Directions |
Copy out all the lines where "Лизирующий" shows up.

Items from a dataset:
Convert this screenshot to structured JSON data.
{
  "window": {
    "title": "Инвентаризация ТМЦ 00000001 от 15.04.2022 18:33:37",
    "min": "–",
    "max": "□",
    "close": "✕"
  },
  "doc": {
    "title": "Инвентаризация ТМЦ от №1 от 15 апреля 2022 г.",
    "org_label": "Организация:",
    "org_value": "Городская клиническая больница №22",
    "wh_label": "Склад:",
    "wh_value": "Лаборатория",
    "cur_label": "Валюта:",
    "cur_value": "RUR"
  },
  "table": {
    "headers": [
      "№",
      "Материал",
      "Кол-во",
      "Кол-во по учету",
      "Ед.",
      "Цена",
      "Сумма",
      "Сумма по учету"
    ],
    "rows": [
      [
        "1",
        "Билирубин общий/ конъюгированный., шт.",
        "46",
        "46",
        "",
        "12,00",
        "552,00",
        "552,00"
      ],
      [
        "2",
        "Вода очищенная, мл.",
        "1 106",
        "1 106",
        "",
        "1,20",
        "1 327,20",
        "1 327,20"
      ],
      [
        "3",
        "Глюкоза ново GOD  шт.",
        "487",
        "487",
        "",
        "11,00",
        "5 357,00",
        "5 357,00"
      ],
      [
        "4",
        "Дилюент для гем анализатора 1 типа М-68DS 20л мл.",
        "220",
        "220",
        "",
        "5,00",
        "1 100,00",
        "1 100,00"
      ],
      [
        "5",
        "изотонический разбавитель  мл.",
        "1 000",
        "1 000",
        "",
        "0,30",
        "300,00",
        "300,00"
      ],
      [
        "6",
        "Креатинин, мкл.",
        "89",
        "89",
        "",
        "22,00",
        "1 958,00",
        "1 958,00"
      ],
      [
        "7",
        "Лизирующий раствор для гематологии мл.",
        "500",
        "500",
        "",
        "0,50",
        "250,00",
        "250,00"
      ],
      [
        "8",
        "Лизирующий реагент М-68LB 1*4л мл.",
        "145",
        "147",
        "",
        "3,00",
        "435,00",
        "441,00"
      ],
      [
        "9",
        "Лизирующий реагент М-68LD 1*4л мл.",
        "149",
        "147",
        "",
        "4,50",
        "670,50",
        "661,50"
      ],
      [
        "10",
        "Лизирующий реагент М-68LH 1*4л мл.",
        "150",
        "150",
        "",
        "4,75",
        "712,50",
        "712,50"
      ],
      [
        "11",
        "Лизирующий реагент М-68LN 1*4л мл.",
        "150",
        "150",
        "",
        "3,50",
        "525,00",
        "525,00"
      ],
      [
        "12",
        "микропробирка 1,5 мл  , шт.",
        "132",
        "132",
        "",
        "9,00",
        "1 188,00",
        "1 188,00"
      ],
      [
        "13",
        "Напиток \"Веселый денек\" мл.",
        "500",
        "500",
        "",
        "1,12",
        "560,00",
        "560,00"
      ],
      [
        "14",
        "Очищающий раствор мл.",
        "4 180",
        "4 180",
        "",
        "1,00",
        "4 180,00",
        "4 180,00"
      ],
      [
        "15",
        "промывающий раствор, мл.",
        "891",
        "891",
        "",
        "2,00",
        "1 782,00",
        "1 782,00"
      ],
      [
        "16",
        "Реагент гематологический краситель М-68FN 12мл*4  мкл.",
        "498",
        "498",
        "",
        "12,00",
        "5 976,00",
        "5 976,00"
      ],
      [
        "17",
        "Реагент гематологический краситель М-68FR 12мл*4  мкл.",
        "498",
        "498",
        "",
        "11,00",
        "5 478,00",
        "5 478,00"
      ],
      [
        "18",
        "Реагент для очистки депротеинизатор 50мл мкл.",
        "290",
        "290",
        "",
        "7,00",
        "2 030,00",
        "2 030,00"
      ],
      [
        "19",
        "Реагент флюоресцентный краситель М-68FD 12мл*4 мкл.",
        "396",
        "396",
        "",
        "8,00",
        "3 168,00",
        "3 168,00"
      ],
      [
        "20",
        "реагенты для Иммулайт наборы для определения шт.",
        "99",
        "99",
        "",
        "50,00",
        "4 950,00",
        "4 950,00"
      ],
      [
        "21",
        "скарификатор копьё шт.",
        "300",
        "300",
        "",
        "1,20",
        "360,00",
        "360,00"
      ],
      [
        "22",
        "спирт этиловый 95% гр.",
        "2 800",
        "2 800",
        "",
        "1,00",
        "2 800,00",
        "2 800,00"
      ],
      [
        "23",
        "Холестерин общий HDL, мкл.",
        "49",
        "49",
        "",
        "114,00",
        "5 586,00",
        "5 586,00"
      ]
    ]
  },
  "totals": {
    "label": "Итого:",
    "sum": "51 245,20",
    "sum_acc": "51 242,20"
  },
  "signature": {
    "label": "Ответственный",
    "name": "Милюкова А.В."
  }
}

Completed exercise |
        "Лизирующий раствор для гематологии мл.",
        "Лизирующий реагент М-68LB 1*4л мл.",
        "Лизирующий реагент М-68LD 1*4л мл.",
        "Лизирующий реагент М-68LH 1*4л мл.",
        "Лизирующий реагент М-68LN 1*4л мл.",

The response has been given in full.